Stored rows:

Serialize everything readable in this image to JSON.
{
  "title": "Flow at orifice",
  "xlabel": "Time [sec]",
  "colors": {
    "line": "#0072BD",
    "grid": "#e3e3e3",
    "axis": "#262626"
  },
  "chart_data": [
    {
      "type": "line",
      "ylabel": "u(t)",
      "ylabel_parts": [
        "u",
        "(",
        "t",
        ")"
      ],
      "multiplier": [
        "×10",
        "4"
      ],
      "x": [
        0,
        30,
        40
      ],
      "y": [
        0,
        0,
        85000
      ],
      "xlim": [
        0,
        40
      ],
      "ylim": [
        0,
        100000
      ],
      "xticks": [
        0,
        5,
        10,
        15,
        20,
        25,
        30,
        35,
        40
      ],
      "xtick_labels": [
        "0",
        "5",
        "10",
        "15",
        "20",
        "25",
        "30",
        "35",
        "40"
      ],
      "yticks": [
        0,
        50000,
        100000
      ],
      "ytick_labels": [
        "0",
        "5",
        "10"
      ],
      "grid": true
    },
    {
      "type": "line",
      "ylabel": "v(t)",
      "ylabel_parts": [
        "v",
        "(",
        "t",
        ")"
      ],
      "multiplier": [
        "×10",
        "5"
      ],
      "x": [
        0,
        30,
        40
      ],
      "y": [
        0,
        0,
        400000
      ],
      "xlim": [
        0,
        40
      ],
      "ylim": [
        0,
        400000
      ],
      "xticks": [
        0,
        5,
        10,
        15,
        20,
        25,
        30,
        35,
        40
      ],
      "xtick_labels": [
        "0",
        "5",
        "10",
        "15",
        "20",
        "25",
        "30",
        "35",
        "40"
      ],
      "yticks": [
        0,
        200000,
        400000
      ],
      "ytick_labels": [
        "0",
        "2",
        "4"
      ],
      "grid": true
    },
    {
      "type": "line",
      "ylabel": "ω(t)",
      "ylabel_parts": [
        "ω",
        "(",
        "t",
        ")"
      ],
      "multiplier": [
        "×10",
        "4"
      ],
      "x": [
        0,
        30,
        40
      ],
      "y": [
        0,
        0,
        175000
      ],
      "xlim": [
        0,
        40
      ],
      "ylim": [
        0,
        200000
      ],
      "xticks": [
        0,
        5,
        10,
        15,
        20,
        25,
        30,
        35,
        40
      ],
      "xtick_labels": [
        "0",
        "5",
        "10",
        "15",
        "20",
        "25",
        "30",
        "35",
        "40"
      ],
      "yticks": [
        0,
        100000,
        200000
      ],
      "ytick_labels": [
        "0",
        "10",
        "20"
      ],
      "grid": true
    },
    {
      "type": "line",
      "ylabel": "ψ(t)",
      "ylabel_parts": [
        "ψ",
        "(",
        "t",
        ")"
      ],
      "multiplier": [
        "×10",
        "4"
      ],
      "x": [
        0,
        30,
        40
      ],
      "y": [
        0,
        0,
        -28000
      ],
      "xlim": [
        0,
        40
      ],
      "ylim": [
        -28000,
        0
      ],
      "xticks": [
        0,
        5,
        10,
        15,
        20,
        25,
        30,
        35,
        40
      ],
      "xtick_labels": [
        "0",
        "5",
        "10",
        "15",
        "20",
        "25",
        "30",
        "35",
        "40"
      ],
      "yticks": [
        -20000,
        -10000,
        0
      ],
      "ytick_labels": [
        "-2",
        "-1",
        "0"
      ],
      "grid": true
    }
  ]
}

Your objective: Repeat the data verbatim.

Solution for this task:
Serialize everything readable in this image to JSON.
{
  "title": "Flow at orifice",
  "xlabel": "Time [sec]",
  "colors": {
    "line": "#0072BD",
    "grid": "#e3e3e3",
    "axis": "#262626"
  },
  "chart_data": [
    {
      "type": "line",
      "ylabel": "u(t)",
      "ylabel_parts": [
        "u",
        "(",
        "t",
        ")"
      ],
      "multiplier": [
        "×10",
        "4"
      ],
      "x": [
        0,
        30,
        40
      ],
      "y": [
        0,
        0,
        85000
      ],
      "xlim": [
        0,
        40
      ],
      "ylim": [
        0,
        100000
      ],
      "xticks": [
        0,
        5,
        10,
        15,
        20,
        25,
        30,
        35,
        40
      ],
      "xtick_labels": [
        "0",
        "5",
        "10",
        "15",
        "20",
        "25",
        "30",
        "35",
        "40"
      ],
      "yticks": [
        0,
        50000,
        100000
      ],
      "ytick_labels": [
        "0",
        "5",
        "10"
      ],
      "grid": true
    },
    {
      "type": "line",
      "ylabel": "v(t)",
      "ylabel_parts": [
        "v",
        "(",
        "t",
        ")"
      ],
      "multiplier": [
        "×10",
        "5"
      ],
      "x": [
        0,
        30,
        40
      ],
      "y": [
        0,
        0,
        400000
      ],
      "xlim": [
        0,
        40
      ],
      "ylim": [
        0,
        400000
      ],
      "xticks": [
        0,
        5,
        10,
        15,
        20,
        25,
        30,
        35,
        40
      ],
      "xtick_labels": [
        "0",
        "5",
        "10",
        "15",
        "20",
        "25",
        "30",
        "35",
        "40"
      ],
      "yticks": [
        0,
        200000,
        400000
      ],
      "ytick_labels": [
        "0",
        "2",
        "4"
      ],
      "grid": true
    },
    {
      "type": "line",
      "ylabel": "ω(t)",
      "ylabel_parts": [
        "ω",
        "(",
        "t",
        ")"
      ],
      "multiplier": [
        "×10",
        "4"
      ],
      "x": [
        0,
        30,
        40
      ],
      "y": [
        0,
        0,
        175000
      ],
      "xlim": [
        0,
        40
      ],
      "ylim": [
        0,
        200000
      ],
      "xticks": [
        0,
        5,
        10,
        15,
        20,
        25,
        30,
        35,
        40
      ],
      "xtick_labels": [
        "0",
        "5",
        "10",
        "15",
        "20",
        "25",
        "30",
        "35",
        "40"
      ],
      "yticks": [
        0,
        100000,
        200000
      ],
      "ytick_labels": [
        "0",
        "10",
        "20"
      ],
      "grid": true
    },
    {
      "type": "line",
      "ylabel": "ψ(t)",
      "ylabel_parts": [
        "ψ",
        "(",
        "t",
        ")"
      ],
      "multiplier": [
        "×10",
        "4"
      ],
      "x": [
        0,
        30,
        40
      ],
      "y": [
        0,
        0,
        -28000
      ],
      "xlim": [
        0,
        40
      ],
      "ylim": [
        -28000,
        0
      ],
      "xticks": [
        0,
        5,
        10,
        15,
        20,
        25,
        30,
        35,
        40
      ],
      "xtick_labels": [
        "0",
        "5",
        "10",
        "15",
        "20",
        "25",
        "30",
        "35",
        "40"
      ],
      "yticks": [
        -20000,
        -10000,
        0
      ],
      "ytick_labels": [
        "-2",
        "-1",
        "0"
      ],
      "grid": true
    }
  ]
}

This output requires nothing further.